# start of Data lines

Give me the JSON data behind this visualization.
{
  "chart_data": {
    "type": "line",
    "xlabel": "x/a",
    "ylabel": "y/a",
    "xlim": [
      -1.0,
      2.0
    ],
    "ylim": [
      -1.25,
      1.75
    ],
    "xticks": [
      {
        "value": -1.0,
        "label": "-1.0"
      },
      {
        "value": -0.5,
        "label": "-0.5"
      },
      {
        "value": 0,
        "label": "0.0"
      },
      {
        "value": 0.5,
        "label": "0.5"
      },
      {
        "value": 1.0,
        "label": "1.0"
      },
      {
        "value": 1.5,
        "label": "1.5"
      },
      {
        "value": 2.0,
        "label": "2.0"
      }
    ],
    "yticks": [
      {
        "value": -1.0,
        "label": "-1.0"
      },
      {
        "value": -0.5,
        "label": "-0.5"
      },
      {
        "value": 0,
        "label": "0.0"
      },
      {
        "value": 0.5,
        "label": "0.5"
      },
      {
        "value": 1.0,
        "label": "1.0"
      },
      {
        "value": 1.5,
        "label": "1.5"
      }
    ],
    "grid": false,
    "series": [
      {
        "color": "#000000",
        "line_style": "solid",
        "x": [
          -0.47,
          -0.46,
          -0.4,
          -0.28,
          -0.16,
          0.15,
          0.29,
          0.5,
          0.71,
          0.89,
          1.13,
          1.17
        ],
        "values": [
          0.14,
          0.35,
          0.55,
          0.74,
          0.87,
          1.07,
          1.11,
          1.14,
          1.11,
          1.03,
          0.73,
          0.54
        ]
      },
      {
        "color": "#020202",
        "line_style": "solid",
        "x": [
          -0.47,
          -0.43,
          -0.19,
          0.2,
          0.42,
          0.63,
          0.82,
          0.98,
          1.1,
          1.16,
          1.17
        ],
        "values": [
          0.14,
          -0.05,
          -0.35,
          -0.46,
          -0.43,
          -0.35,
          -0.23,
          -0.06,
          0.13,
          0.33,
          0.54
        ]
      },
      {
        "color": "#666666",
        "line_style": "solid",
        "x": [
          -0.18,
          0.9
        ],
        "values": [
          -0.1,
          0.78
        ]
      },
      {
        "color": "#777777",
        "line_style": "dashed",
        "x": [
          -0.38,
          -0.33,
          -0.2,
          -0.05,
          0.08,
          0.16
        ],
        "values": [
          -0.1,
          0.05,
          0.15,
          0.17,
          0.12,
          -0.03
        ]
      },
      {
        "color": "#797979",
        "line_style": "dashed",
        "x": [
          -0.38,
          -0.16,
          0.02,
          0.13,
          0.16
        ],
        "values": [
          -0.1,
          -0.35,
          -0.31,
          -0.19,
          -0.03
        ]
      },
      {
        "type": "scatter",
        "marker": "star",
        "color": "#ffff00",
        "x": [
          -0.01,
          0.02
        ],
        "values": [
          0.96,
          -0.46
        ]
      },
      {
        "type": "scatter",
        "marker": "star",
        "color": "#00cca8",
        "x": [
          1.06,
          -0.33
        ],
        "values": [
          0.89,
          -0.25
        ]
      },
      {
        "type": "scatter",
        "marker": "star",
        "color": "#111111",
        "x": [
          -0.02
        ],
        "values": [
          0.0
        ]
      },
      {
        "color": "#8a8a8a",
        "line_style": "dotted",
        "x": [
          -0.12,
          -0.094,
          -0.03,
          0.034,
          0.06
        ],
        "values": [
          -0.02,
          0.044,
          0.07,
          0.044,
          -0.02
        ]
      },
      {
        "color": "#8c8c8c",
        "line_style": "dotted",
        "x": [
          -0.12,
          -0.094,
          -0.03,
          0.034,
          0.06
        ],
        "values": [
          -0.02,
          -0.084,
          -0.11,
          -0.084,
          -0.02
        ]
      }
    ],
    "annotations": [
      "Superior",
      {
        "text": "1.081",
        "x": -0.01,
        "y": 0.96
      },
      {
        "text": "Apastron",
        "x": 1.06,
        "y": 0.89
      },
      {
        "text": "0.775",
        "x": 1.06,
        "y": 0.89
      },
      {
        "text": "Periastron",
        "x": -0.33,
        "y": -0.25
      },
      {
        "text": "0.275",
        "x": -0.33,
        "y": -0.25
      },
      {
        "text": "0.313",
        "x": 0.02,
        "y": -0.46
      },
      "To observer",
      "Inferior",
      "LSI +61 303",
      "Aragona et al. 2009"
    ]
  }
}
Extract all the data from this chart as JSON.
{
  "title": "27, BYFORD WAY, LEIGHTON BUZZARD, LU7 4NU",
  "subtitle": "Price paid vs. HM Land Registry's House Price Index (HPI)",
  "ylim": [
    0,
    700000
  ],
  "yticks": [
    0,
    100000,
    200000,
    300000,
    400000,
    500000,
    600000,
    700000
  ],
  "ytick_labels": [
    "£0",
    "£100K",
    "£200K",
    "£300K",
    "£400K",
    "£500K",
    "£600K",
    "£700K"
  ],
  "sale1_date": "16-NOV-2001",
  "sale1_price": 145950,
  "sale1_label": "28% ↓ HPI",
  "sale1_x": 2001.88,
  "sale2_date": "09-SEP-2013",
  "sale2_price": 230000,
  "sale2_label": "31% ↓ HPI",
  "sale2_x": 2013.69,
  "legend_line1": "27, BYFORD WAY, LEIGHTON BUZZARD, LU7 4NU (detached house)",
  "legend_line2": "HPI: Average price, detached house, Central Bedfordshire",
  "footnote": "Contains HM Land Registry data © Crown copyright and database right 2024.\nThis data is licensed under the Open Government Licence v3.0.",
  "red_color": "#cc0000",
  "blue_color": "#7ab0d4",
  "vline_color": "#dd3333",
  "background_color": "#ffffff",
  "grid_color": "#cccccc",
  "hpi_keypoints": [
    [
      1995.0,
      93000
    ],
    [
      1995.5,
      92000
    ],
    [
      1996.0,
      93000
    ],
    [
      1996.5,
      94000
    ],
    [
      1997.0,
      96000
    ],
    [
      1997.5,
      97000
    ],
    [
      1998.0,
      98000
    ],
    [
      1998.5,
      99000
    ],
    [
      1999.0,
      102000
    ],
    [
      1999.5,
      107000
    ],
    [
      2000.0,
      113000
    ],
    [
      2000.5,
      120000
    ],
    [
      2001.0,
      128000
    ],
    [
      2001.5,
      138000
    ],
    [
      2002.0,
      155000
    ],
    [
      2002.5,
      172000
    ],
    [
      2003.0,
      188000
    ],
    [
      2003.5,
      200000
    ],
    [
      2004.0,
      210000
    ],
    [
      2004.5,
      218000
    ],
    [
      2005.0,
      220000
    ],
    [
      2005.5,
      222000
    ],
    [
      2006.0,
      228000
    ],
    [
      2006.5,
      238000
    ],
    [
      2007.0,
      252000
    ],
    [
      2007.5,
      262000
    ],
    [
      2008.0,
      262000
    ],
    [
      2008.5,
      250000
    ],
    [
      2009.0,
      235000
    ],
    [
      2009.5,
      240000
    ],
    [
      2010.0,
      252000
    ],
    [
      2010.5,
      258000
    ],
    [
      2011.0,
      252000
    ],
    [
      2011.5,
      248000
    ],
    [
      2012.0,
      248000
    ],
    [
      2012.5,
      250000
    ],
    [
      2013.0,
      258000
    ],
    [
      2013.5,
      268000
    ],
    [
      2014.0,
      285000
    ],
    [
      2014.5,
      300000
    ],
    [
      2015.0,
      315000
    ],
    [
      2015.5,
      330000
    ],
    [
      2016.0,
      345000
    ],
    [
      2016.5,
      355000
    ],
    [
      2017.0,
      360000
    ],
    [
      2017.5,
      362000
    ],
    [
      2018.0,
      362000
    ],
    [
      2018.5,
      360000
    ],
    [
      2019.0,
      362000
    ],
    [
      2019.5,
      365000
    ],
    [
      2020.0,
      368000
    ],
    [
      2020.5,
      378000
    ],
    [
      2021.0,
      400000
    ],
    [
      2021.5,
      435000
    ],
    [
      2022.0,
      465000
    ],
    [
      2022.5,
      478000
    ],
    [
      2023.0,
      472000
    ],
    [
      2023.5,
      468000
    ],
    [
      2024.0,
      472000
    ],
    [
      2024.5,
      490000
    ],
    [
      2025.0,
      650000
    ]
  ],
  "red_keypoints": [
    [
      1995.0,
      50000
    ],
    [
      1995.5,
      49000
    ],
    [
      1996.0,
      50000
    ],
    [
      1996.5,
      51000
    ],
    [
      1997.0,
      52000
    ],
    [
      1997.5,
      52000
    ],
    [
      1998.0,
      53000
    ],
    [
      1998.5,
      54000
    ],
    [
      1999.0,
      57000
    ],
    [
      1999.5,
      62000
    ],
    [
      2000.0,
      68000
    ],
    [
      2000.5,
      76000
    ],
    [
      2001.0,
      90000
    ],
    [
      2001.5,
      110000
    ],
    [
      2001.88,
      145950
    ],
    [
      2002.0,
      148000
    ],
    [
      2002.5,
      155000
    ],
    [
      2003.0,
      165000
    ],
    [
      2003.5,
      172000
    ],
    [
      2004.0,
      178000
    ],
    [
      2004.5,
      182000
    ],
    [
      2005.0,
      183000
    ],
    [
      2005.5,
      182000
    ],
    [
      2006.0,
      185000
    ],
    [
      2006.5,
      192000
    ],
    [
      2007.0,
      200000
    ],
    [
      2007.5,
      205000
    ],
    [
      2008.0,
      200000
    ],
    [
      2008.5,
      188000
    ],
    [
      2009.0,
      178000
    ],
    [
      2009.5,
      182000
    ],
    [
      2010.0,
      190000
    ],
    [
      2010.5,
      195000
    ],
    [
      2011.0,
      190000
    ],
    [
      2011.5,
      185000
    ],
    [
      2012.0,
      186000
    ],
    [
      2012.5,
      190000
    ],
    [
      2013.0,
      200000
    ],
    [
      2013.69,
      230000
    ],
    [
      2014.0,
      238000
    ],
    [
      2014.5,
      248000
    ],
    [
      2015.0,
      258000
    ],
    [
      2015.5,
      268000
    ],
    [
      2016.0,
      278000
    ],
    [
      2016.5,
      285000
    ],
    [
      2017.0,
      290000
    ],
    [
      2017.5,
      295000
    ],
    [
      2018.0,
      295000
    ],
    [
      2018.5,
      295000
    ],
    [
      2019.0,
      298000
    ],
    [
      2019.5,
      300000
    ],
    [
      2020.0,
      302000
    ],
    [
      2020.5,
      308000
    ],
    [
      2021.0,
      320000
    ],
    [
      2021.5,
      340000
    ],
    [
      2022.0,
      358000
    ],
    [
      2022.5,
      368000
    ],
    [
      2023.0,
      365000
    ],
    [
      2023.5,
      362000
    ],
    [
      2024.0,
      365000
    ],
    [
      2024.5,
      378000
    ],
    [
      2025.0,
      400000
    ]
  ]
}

# end of Data lines

## Stated goal
In how many lines of the data does the string "BUZZARD" appear? Give only the number.

## Solved problem
2